— START —
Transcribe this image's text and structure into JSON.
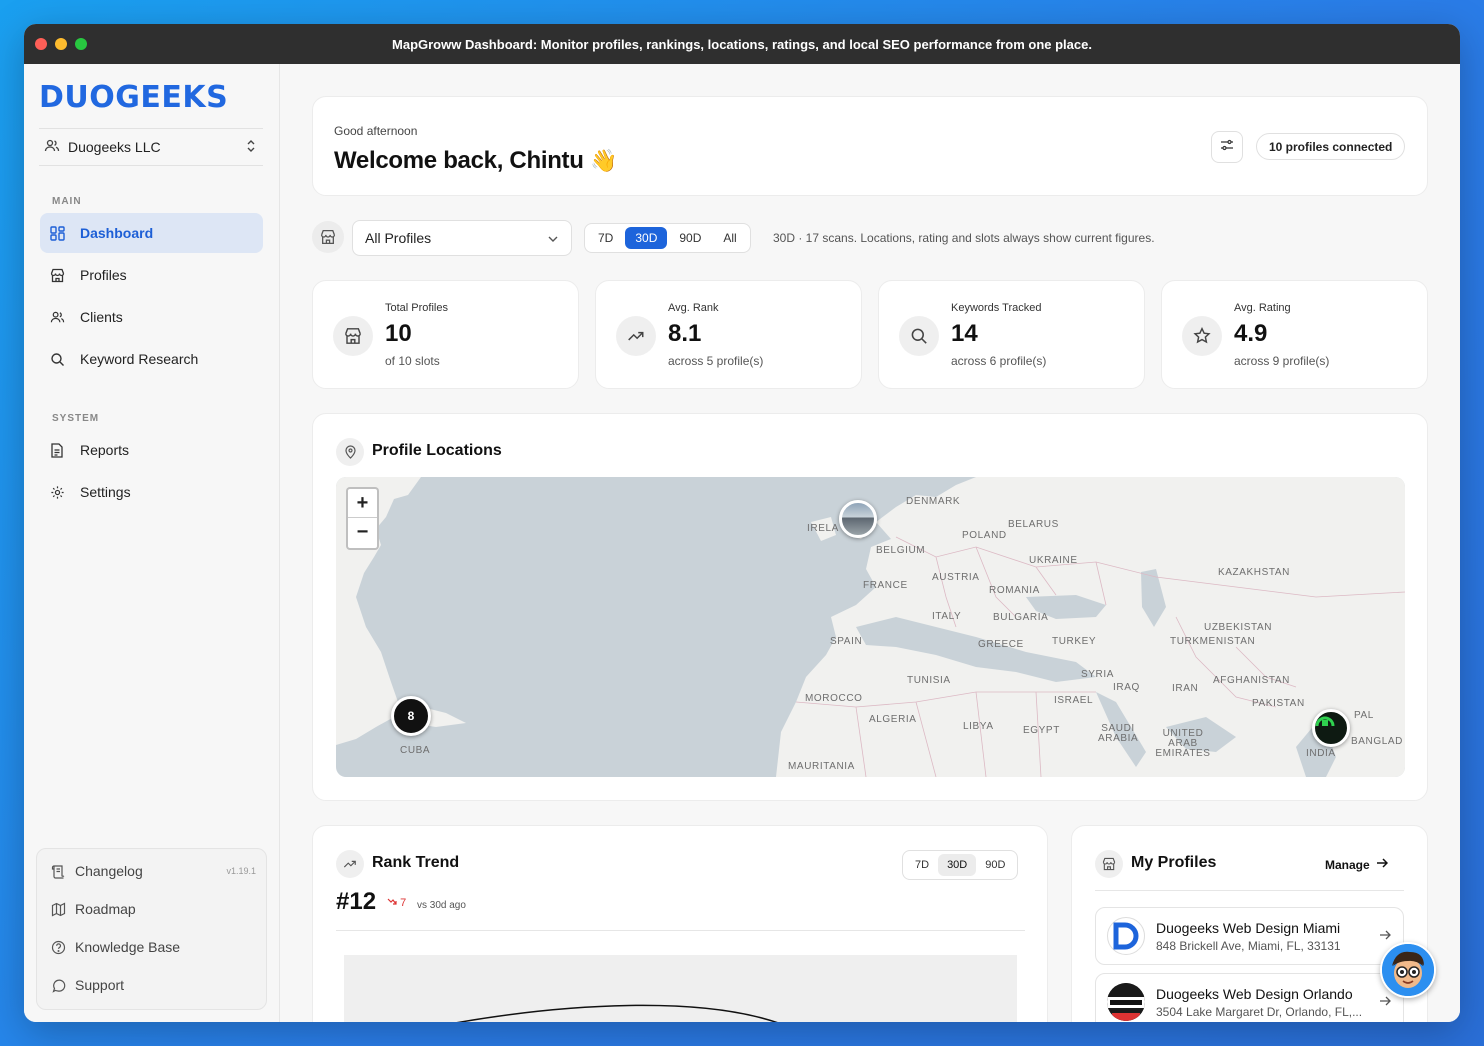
{
  "window": {
    "title": "MapGroww Dashboard: Monitor profiles, rankings, locations, ratings, and local SEO performance from one place."
  },
  "sidebar": {
    "logo": "DUOGEEKS",
    "org": "Duogeeks LLC",
    "main_label": "MAIN",
    "main_items": [
      {
        "label": "Dashboard",
        "icon": "dashboard-icon",
        "active": true
      },
      {
        "label": "Profiles",
        "icon": "store-icon"
      },
      {
        "label": "Clients",
        "icon": "users-icon"
      },
      {
        "label": "Keyword Research",
        "icon": "search-icon"
      }
    ],
    "system_label": "SYSTEM",
    "system_items": [
      {
        "label": "Reports",
        "icon": "file-icon"
      },
      {
        "label": "Settings",
        "icon": "gear-icon"
      }
    ],
    "bottom_items": [
      {
        "label": "Changelog",
        "icon": "scroll-icon",
        "version": "v1.19.1"
      },
      {
        "label": "Roadmap",
        "icon": "map-icon"
      },
      {
        "label": "Knowledge Base",
        "icon": "help-icon"
      },
      {
        "label": "Support",
        "icon": "chat-icon"
      }
    ]
  },
  "welcome": {
    "greeting": "Good afternoon",
    "headline": "Welcome back, Chintu",
    "emoji": "👋",
    "profiles_connected": "10 profiles connected"
  },
  "filters": {
    "profile_select": "All Profiles",
    "ranges": [
      "7D",
      "30D",
      "90D",
      "All"
    ],
    "active_range": "30D",
    "note": "30D · 17 scans. Locations, rating and slots always show current figures."
  },
  "stats": [
    {
      "label": "Total Profiles",
      "value": "10",
      "sub": "of 10 slots",
      "icon": "store-icon"
    },
    {
      "label": "Avg. Rank",
      "value": "8.1",
      "sub": "across 5 profile(s)",
      "icon": "trending-up-icon"
    },
    {
      "label": "Keywords Tracked",
      "value": "14",
      "sub": "across 6 profile(s)",
      "icon": "search-icon"
    },
    {
      "label": "Avg. Rating",
      "value": "4.9",
      "sub": "across 9 profile(s)",
      "icon": "star-icon"
    }
  ],
  "map": {
    "title": "Profile Locations",
    "zoom_in": "+",
    "zoom_out": "−",
    "cluster_count": "8",
    "labels": [
      "DENMARK",
      "BELARUS",
      "POLAND",
      "BELGIUM",
      "UKRAINE",
      "KAZAKHSTAN",
      "FRANCE",
      "AUSTRIA",
      "ROMANIA",
      "ITALY",
      "BULGARIA",
      "UZBEKISTAN",
      "TURKMENISTAN",
      "SPAIN",
      "GREECE",
      "TURKEY",
      "TUNISIA",
      "SYRIA",
      "IRAQ",
      "IRAN",
      "AFGHANISTAN",
      "MOROCCO",
      "ISRAEL",
      "PAKISTAN",
      "ALGERIA",
      "LIBYA",
      "EGYPT",
      "SAUDI ARABIA",
      "UNITED ARAB EMIRATES",
      "INDIA",
      "MAURITANIA",
      "CUBA",
      "IRELA",
      "PAL",
      "BANGLAD"
    ]
  },
  "rank_trend": {
    "title": "Rank Trend",
    "ranges": [
      "7D",
      "30D",
      "90D"
    ],
    "active_range": "30D",
    "rank": "#12",
    "delta": "7",
    "compare": "vs 30d ago"
  },
  "my_profiles": {
    "title": "My Profiles",
    "manage": "Manage",
    "items": [
      {
        "name": "Duogeeks Web Design Miami",
        "address": "848 Brickell Ave, Miami, FL, 33131"
      },
      {
        "name": "Duogeeks Web Design Orlando",
        "address": "3504 Lake Margaret Dr, Orlando, FL,..."
      }
    ]
  }
}
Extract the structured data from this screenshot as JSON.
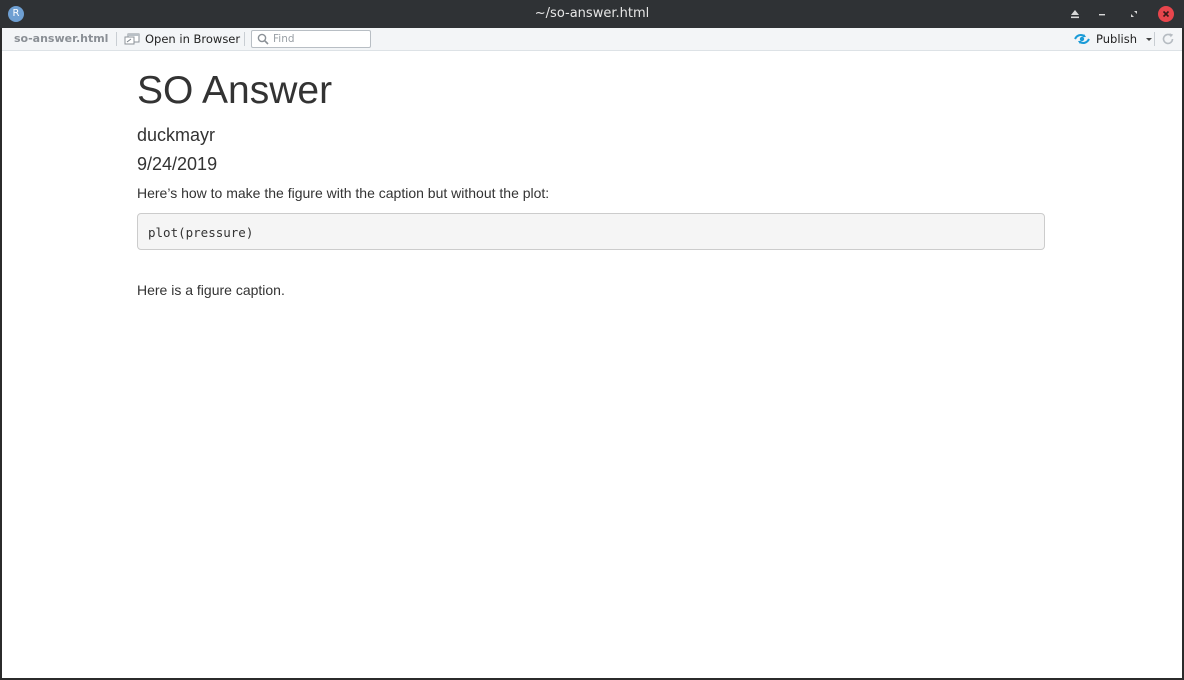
{
  "window": {
    "title": "~/so-answer.html",
    "app_icon_letter": "R"
  },
  "toolbar": {
    "file_name": "so-answer.html",
    "open_in_browser_label": "Open in Browser",
    "find_placeholder": "Find",
    "publish_label": "Publish"
  },
  "document": {
    "title": "SO Answer",
    "author": "duckmayr",
    "date": "9/24/2019",
    "intro": "Here’s how to make the figure with the caption but without the plot:",
    "code": "plot(pressure)",
    "caption": "Here is a figure caption."
  },
  "colors": {
    "titlebar": "#2f3235",
    "close_button": "#e8454c",
    "publish_accent": "#1a9bd7",
    "text": "#333333"
  },
  "icons": [
    "app-r-icon",
    "eject-icon",
    "minimize-icon",
    "maximize-icon",
    "close-icon",
    "open-in-browser-icon",
    "search-icon",
    "publish-icon",
    "chevron-down-icon",
    "refresh-icon"
  ]
}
— END —
▶ _Challenge_
Copy each line of the data that contains the word "address".

▶ _The reply_
        "address": "848 Brickell Ave, Miami, FL, 33131"
        "address": "3504 Lake Margaret Dr, Orlando, FL,..."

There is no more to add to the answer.